### Problem to solve
Go through the data below and gather each line containing "реализации".

### Data shown

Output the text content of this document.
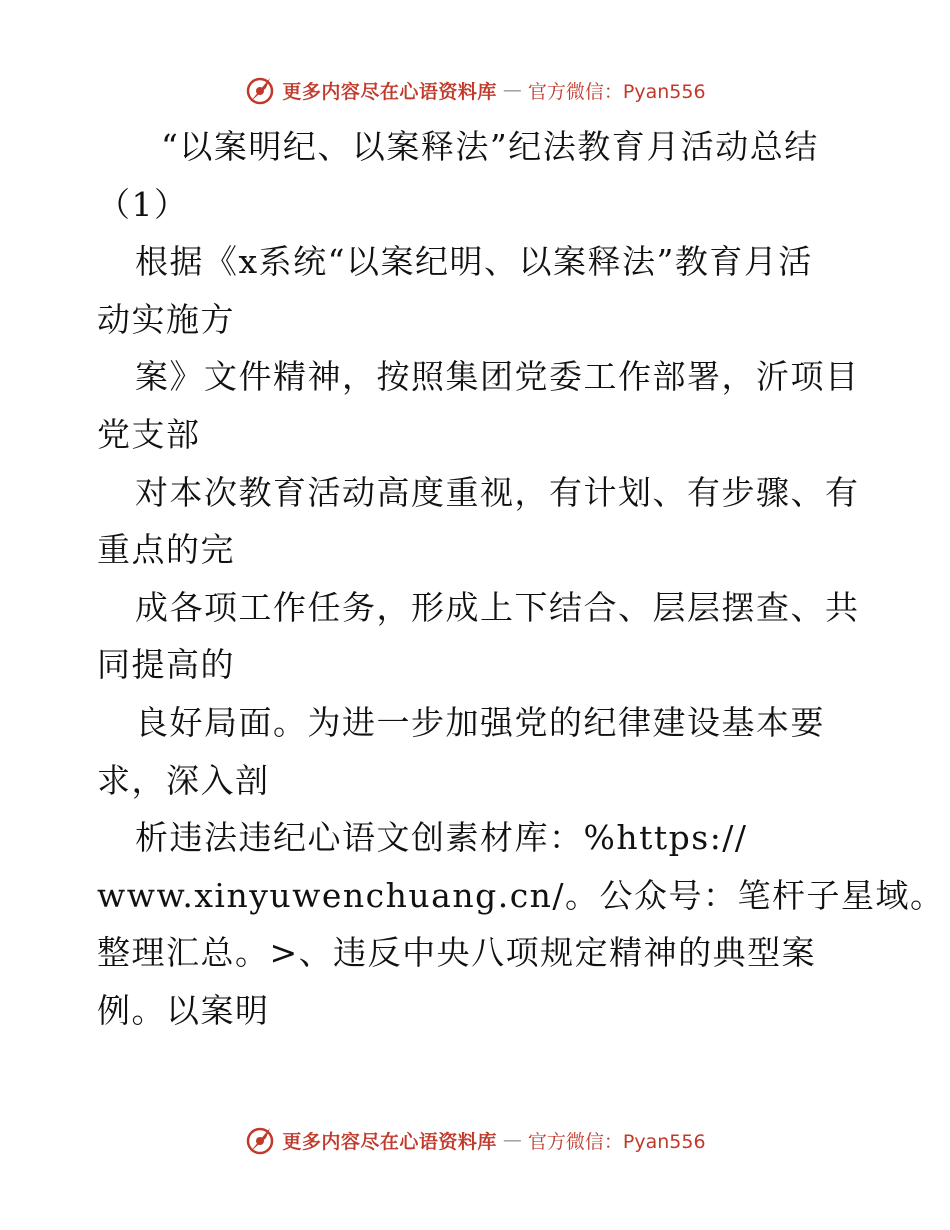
更多内容尽在心语资料库 — 官方微信：Pyan556
“以案明纪、以案释法”纪法教育月活动总结
（1）
根据《x系统“以案纪明、以案释法”教育月活
动实施方
案》文件精神，按照集团党委工作部署，沂项目
党支部
对本次教育活动高度重视，有计划、有步骤、有
重点的完
成各项工作任务，形成上下结合、层层摆查、共
同提高的
良好局面。为进一步加强党的纪律建设基本要
求，深入剖
析违法违纪心语文创素材库：%https://
www.xinyuwenchuang.cn/。公众号：笔杆子星域。
整理汇总。>、违反中央八项规定精神的典型案
例。以案明
更多内容尽在心语资料库 — 官方微信：Pyan556
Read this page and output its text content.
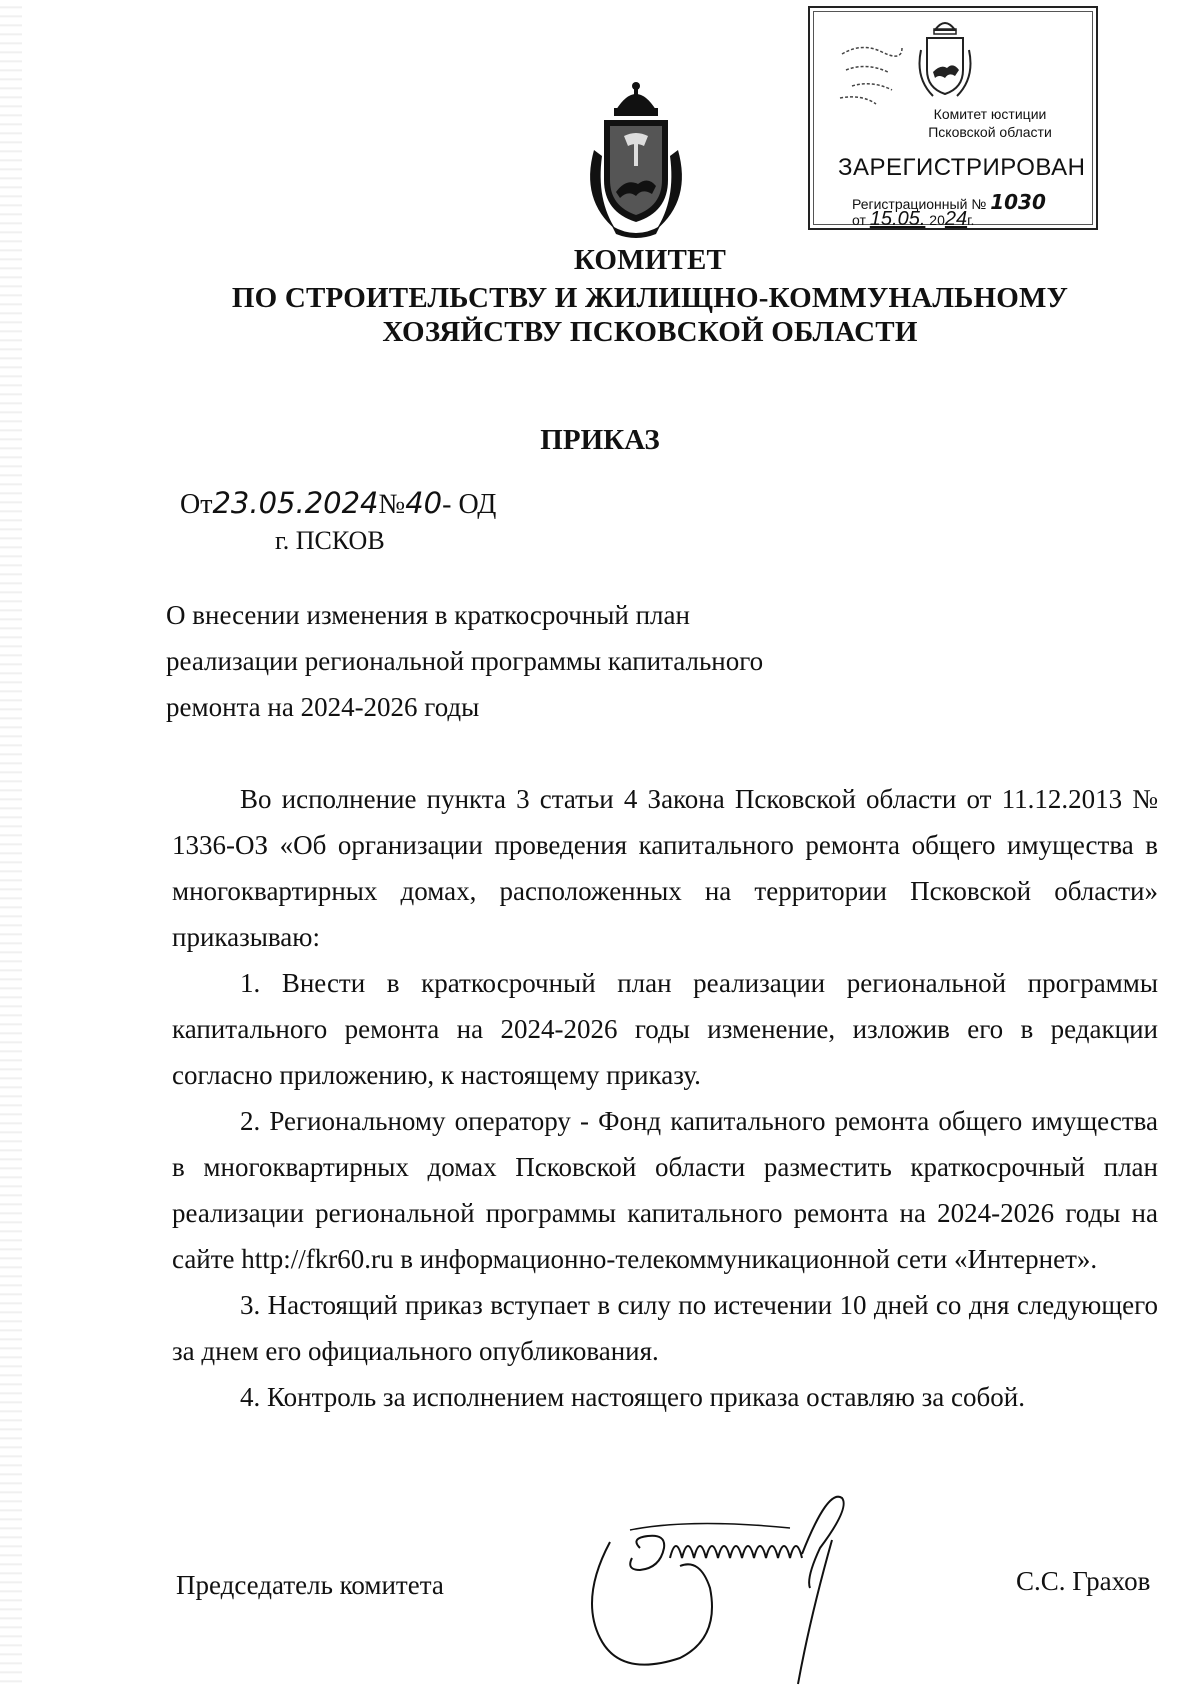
Комитет юстиции
Псковской области
ЗАРЕГИСТРИРОВАН
Регистрационный № 1030
от 15.05. 2024г.
КОМИТЕТ
ПО СТРОИТЕЛЬСТВУ И ЖИЛИЩНО-КОММУНАЛЬНОМУ
ХОЗЯЙСТВУ ПСКОВСКОЙ ОБЛАСТИ
ПРИКАЗ
От23.05.2024№40- ОД
г. ПСКОВ
О внесении изменения в краткосрочный план
реализации региональной программы капитального
ремонта на 2024-2026 годы

Во исполнение пункта 3 статьи 4 Закона Псковской области от 11.12.2013 № 1336-ОЗ «Об организации проведения капитального ремонта общего имущества в многоквартирных домах, расположенных на территории Псковской области» приказываю:

1. Внести в краткосрочный план реализации региональной программы капитального ремонта на 2024-2026 годы изменение, изложив его в редакции согласно приложению, к настоящему приказу.

2. Региональному оператору - Фонд капитального ремонта общего имущества в многоквартирных домах Псковской области разместить краткосрочный план реализации региональной программы капитального ремонта на 2024-2026 годы на сайте http://fkr60.ru в информационно-телекоммуникационной сети «Интернет».

3. Настоящий приказ вступает в силу по истечении 10 дней со дня следующего за днем его официального опубликования.

4. Контроль за исполнением настоящего приказа оставляю за собой.

Председатель комитета	С.С. Грахов
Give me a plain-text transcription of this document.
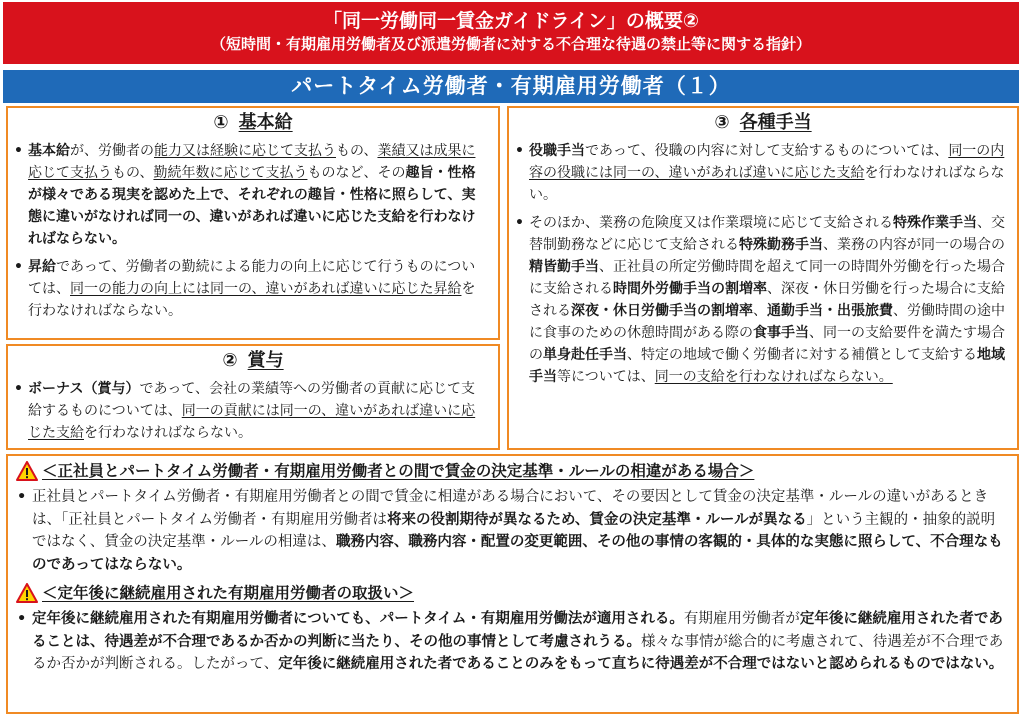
「同一労働同一賃金ガイドライン」の概要②
（短時間・有期雇用労働者及び派遣労働者に対する不合理な待遇の禁止等に関する指針）
パートタイム労働者・有期雇用労働者（１）
① 基本給
• 基本給が、労働者の能力又は経験に応じて支払うもの、業績又は成果に応じて支払うもの、勤続年数に応じて支払うものなど、その趣旨・性格が様々である現実を認めた上で、それぞれの趣旨・性格に照らして、実態に違いがなければ同一の、違いがあれば違いに応じた支給を行わなければならない。
• 昇給であって、労働者の勤続による能力の向上に応じて行うものについては、同一の能力の向上には同一の、違いがあれば違いに応じた昇給を行わなければならない。
② 賞与
• ボーナス（賞与）であって、会社の業績等への労働者の貢献に応じて支給するものについては、同一の貢献には同一の、違いがあれば違いに応じた支給を行わなければならない。
③ 各種手当
• 役職手当であって、役職の内容に対して支給するものについては、同一の内容の役職には同一の、違いがあれば違いに応じた支給を行わなければならない。
• そのほか、業務の危険度又は作業環境に応じて支給される特殊作業手当、交替制勤務などに応じて支給される特殊勤務手当、業務の内容が同一の場合の精皆勤手当、正社員の所定労働時間を超えて同一の時間外労働を行った場合に支給される時間外労働手当の割増率、深夜・休日労働を行った場合に支給される深夜・休日労働手当の割増率、通勤手当・出張旅費、労働時間の途中に食事のための休憩時間がある際の食事手当、同一の支給要件を満たす場合の単身赴任手当、特定の地域で働く労働者に対する補償として支給する地域手当等については、同一の支給を行わなければならない。
＜正社員とパートタイム労働者・有期雇用労働者との間で賃金の決定基準・ルールの相違がある場合＞
• 正社員とパートタイム労働者・有期雇用労働者との間で賃金に相違がある場合において、その要因として賃金の決定基準・ルールの違いがあるときは、「正社員とパートタイム労働者・有期雇用労働者は将来の役割期待が異なるため、賃金の決定基準・ルールが異なる」という主観的・抽象的説明ではなく、賃金の決定基準・ルールの相違は、職務内容、職務内容・配置の変更範囲、その他の事情の客観的・具体的な実態に照らして、不合理なものであってはならない。
＜定年後に継続雇用された有期雇用労働者の取扱い＞
• 定年後に継続雇用された有期雇用労働者についても、パートタイム・有期雇用労働法が適用される。有期雇用労働者が定年後に継続雇用された者であることは、待遇差が不合理であるか否かの判断に当たり、その他の事情として考慮されうる。様々な事情が総合的に考慮されて、待遇差が不合理であるか否かが判断される。したがって、定年後に継続雇用された者であることのみをもって直ちに待遇差が不合理ではないと認められるものではない。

### Solution below
реализации региональной программы капитального
1. Внести в краткосрочный план реализации региональной программы капитального ремонта на 2024-2026 годы изменение, изложив его в редакции согласно приложению, к настоящему приказу.
2. Региональному оператору - Фонд капитального ремонта общего имущества в многоквартирных домах Псковской области разместить краткосрочный план реализации региональной программы капитального ремонта на 2024-2026 годы на сайте http://fkr60.ru в информационно-телекоммуникационной сети «Интернет».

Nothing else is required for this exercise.